(Collection entries)
+--
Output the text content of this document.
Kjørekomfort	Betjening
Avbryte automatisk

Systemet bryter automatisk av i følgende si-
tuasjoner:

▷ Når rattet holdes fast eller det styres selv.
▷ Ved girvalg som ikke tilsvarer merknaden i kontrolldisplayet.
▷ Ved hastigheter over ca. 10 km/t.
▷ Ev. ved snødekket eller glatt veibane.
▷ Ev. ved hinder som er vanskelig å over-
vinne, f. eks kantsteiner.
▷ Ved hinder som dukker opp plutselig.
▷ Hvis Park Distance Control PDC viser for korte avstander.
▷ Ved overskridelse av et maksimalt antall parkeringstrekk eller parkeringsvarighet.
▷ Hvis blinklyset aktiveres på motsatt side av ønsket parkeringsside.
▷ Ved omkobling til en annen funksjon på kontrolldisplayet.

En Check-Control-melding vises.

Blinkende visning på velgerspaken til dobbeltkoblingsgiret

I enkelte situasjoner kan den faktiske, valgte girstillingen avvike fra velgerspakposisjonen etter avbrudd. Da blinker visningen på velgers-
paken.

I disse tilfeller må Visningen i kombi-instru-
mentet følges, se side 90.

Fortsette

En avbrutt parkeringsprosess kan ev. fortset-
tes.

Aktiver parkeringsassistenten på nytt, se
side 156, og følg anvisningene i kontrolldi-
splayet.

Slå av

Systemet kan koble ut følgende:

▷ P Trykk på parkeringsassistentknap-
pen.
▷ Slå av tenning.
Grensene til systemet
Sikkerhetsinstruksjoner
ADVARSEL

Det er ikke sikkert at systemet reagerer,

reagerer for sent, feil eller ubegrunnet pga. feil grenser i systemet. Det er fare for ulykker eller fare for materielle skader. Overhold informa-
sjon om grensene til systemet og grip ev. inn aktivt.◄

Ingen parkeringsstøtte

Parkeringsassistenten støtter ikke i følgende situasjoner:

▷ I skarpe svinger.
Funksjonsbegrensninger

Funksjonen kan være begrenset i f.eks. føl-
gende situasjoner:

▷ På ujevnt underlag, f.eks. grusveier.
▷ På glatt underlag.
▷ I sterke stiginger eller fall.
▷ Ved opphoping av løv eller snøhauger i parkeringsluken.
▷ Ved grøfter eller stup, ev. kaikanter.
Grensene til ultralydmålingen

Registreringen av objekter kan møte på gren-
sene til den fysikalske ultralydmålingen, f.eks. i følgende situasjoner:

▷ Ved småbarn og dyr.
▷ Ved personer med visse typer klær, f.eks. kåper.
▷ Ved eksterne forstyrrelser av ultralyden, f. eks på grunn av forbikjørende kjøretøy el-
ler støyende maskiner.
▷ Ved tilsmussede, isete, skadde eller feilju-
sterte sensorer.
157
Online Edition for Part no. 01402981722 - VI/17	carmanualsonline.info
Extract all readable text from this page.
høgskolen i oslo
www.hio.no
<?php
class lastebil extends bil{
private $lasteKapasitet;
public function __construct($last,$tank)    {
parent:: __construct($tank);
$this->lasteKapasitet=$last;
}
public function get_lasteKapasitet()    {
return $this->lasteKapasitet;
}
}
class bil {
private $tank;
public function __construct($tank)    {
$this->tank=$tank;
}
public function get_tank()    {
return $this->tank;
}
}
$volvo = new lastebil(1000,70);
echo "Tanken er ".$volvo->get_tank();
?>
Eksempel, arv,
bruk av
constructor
+--
#### Problem description:
Using the records above, find and show each line with the string "glatt".

#### Finished task:
▷ Ev. ved snødekket eller glatt veibane.
▷ På glatt underlag.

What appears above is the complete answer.